(Entries with figure data)
'''

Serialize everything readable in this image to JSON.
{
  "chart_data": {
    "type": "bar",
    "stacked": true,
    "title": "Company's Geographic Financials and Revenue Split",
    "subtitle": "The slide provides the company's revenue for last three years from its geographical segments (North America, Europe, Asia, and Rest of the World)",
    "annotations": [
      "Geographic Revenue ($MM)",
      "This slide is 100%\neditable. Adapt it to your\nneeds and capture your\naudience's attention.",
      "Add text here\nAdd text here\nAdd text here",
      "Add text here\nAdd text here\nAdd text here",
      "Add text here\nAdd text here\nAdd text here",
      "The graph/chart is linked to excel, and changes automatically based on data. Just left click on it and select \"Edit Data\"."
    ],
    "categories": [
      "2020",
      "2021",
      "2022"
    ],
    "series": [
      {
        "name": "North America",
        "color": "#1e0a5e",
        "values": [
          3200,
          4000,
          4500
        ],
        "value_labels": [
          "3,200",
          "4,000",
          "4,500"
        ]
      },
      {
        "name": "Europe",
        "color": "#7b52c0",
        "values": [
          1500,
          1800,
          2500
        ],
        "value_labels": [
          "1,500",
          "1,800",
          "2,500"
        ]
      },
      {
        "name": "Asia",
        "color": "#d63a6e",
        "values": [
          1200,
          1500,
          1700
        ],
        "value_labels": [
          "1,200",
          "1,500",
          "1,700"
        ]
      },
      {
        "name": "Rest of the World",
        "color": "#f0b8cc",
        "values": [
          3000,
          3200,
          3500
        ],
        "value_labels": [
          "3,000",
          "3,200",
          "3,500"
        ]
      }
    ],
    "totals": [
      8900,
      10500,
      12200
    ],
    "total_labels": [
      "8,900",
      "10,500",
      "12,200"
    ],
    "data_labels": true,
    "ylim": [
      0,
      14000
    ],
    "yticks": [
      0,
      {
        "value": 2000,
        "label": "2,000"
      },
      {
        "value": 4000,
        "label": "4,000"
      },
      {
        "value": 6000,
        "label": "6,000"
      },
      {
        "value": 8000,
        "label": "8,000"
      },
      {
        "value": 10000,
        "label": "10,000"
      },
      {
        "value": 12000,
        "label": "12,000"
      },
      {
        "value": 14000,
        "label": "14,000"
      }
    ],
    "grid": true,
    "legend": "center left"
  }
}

'''

[Short problem]
Extract all of the material exactly as it is written.

[Full solution]
Serialize everything readable in this image to JSON.
{
  "chart_data": {
    "type": "bar",
    "stacked": true,
    "title": "Company's Geographic Financials and Revenue Split",
    "subtitle": "The slide provides the company's revenue for last three years from its geographical segments (North America, Europe, Asia, and Rest of the World)",
    "annotations": [
      "Geographic Revenue ($MM)",
      "This slide is 100%\neditable. Adapt it to your\nneeds and capture your\naudience's attention.",
      "Add text here\nAdd text here\nAdd text here",
      "Add text here\nAdd text here\nAdd text here",
      "Add text here\nAdd text here\nAdd text here",
      "The graph/chart is linked to excel, and changes automatically based on data. Just left click on it and select \"Edit Data\"."
    ],
    "categories": [
      "2020",
      "2021",
      "2022"
    ],
    "series": [
      {
        "name": "North America",
        "color": "#1e0a5e",
        "values": [
          3200,
          4000,
          4500
        ],
        "value_labels": [
          "3,200",
          "4,000",
          "4,500"
        ]
      },
      {
        "name": "Europe",
        "color": "#7b52c0",
        "values": [
          1500,
          1800,
          2500
        ],
        "value_labels": [
          "1,500",
          "1,800",
          "2,500"
        ]
      },
      {
        "name": "Asia",
        "color": "#d63a6e",
        "values": [
          1200,
          1500,
          1700
        ],
        "value_labels": [
          "1,200",
          "1,500",
          "1,700"
        ]
      },
      {
        "name": "Rest of the World",
        "color": "#f0b8cc",
        "values": [
          3000,
          3200,
          3500
        ],
        "value_labels": [
          "3,000",
          "3,200",
          "3,500"
        ]
      }
    ],
    "totals": [
      8900,
      10500,
      12200
    ],
    "total_labels": [
      "8,900",
      "10,500",
      "12,200"
    ],
    "data_labels": true,
    "ylim": [
      0,
      14000
    ],
    "yticks": [
      0,
      {
        "value": 2000,
        "label": "2,000"
      },
      {
        "value": 4000,
        "label": "4,000"
      },
      {
        "value": 6000,
        "label": "6,000"
      },
      {
        "value": 8000,
        "label": "8,000"
      },
      {
        "value": 10000,
        "label": "10,000"
      },
      {
        "value": 12000,
        "label": "12,000"
      },
      {
        "value": 14000,
        "label": "14,000"
      }
    ],
    "grid": true,
    "legend": "center left"
  }
}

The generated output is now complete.